## Stated problem
Reproduce all entries word for word.
-- Start of Dataset records --
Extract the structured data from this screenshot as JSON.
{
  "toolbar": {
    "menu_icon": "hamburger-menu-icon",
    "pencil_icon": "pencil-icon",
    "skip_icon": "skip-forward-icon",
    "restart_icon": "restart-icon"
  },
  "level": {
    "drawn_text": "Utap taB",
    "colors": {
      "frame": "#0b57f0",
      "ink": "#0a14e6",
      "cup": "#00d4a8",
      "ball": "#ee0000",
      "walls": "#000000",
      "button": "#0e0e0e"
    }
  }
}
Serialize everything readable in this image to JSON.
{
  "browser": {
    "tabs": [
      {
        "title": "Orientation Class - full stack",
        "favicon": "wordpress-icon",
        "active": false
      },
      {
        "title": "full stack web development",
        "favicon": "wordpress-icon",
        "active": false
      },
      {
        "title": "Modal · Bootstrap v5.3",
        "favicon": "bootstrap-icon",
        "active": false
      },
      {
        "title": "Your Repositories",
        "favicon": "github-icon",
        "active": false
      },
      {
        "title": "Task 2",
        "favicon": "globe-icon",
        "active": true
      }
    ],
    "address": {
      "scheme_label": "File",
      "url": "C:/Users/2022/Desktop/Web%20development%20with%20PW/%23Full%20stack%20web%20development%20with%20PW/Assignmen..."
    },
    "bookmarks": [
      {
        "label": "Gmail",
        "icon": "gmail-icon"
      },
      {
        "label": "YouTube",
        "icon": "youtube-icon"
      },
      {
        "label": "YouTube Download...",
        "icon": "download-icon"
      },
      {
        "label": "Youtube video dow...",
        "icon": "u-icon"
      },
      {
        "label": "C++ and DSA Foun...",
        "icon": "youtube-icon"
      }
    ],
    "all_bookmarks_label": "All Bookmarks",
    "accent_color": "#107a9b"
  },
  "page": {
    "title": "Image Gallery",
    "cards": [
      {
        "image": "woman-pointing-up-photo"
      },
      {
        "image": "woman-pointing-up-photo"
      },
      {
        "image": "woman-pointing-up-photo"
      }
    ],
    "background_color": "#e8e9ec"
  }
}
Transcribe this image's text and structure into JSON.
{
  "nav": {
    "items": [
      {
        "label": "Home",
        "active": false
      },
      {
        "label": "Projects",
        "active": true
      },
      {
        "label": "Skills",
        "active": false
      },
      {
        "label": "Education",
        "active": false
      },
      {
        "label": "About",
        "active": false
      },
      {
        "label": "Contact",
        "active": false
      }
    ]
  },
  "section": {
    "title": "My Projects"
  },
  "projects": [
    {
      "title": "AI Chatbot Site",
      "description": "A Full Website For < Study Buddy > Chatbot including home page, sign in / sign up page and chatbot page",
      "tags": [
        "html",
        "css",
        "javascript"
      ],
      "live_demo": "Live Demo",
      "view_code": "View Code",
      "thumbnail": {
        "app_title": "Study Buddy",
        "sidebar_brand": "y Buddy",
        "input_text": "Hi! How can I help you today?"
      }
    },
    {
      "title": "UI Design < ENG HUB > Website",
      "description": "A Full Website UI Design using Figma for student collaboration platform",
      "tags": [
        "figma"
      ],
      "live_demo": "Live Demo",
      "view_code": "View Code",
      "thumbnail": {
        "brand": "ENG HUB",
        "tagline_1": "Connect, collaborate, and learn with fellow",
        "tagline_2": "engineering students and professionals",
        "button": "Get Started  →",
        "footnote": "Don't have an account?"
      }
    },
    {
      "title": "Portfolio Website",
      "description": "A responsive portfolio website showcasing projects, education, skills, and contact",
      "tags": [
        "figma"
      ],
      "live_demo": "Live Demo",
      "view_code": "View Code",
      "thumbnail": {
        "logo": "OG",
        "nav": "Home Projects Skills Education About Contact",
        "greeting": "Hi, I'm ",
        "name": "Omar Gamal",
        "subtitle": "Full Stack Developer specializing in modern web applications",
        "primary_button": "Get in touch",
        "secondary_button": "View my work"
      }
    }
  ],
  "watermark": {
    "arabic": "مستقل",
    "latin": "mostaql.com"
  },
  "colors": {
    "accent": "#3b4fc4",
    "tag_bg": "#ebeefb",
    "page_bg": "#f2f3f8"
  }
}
-- End of Dataset records --
## Expected output
Extract the structured data from this screenshot as JSON.
{
  "toolbar": {
    "menu_icon": "hamburger-menu-icon",
    "pencil_icon": "pencil-icon",
    "skip_icon": "skip-forward-icon",
    "restart_icon": "restart-icon"
  },
  "level": {
    "drawn_text": "Utap taB",
    "colors": {
      "frame": "#0b57f0",
      "ink": "#0a14e6",
      "cup": "#00d4a8",
      "ball": "#ee0000",
      "walls": "#000000",
      "button": "#0e0e0e"
    }
  }
}
Serialize everything readable in this image to JSON.
{
  "browser": {
    "tabs": [
      {
        "title": "Orientation Class - full stack",
        "favicon": "wordpress-icon",
        "active": false
      },
      {
        "title": "full stack web development",
        "favicon": "wordpress-icon",
        "active": false
      },
      {
        "title": "Modal · Bootstrap v5.3",
        "favicon": "bootstrap-icon",
        "active": false
      },
      {
        "title": "Your Repositories",
        "favicon": "github-icon",
        "active": false
      },
      {
        "title": "Task 2",
        "favicon": "globe-icon",
        "active": true
      }
    ],
    "address": {
      "scheme_label": "File",
      "url": "C:/Users/2022/Desktop/Web%20development%20with%20PW/%23Full%20stack%20web%20development%20with%20PW/Assignmen..."
    },
    "bookmarks": [
      {
        "label": "Gmail",
        "icon": "gmail-icon"
      },
      {
        "label": "YouTube",
        "icon": "youtube-icon"
      },
      {
        "label": "YouTube Download...",
        "icon": "download-icon"
      },
      {
        "label": "Youtube video dow...",
        "icon": "u-icon"
      },
      {
        "label": "C++ and DSA Foun...",
        "icon": "youtube-icon"
      }
    ],
    "all_bookmarks_label": "All Bookmarks",
    "accent_color": "#107a9b"
  },
  "page": {
    "title": "Image Gallery",
    "cards": [
      {
        "image": "woman-pointing-up-photo"
      },
      {
        "image": "woman-pointing-up-photo"
      },
      {
        "image": "woman-pointing-up-photo"
      }
    ],
    "background_color": "#e8e9ec"
  }
}
Transcribe this image's text and structure into JSON.
{
  "nav": {
    "items": [
      {
        "label": "Home",
        "active": false
      },
      {
        "label": "Projects",
        "active": true
      },
      {
        "label": "Skills",
        "active": false
      },
      {
        "label": "Education",
        "active": false
      },
      {
        "label": "About",
        "active": false
      },
      {
        "label": "Contact",
        "active": false
      }
    ]
  },
  "section": {
    "title": "My Projects"
  },
  "projects": [
    {
      "title": "AI Chatbot Site",
      "description": "A Full Website For < Study Buddy > Chatbot including home page, sign in / sign up page and chatbot page",
      "tags": [
        "html",
        "css",
        "javascript"
      ],
      "live_demo": "Live Demo",
      "view_code": "View Code",
      "thumbnail": {
        "app_title": "Study Buddy",
        "sidebar_brand": "y Buddy",
        "input_text": "Hi! How can I help you today?"
      }
    },
    {
      "title": "UI Design < ENG HUB > Website",
      "description": "A Full Website UI Design using Figma for student collaboration platform",
      "tags": [
        "figma"
      ],
      "live_demo": "Live Demo",
      "view_code": "View Code",
      "thumbnail": {
        "brand": "ENG HUB",
        "tagline_1": "Connect, collaborate, and learn with fellow",
        "tagline_2": "engineering students and professionals",
        "button": "Get Started  →",
        "footnote": "Don't have an account?"
      }
    },
    {
      "title": "Portfolio Website",
      "description": "A responsive portfolio website showcasing projects, education, skills, and contact",
      "tags": [
        "figma"
      ],
      "live_demo": "Live Demo",
      "view_code": "View Code",
      "thumbnail": {
        "logo": "OG",
        "nav": "Home Projects Skills Education About Contact",
        "greeting": "Hi, I'm ",
        "name": "Omar Gamal",
        "subtitle": "Full Stack Developer specializing in modern web applications",
        "primary_button": "Get in touch",
        "secondary_button": "View my work"
      }
    }
  ],
  "watermark": {
    "arabic": "مستقل",
    "latin": "mostaql.com"
  },
  "colors": {
    "accent": "#3b4fc4",
    "tag_bg": "#ebeefb",
    "page_bg": "#f2f3f8"
  }
}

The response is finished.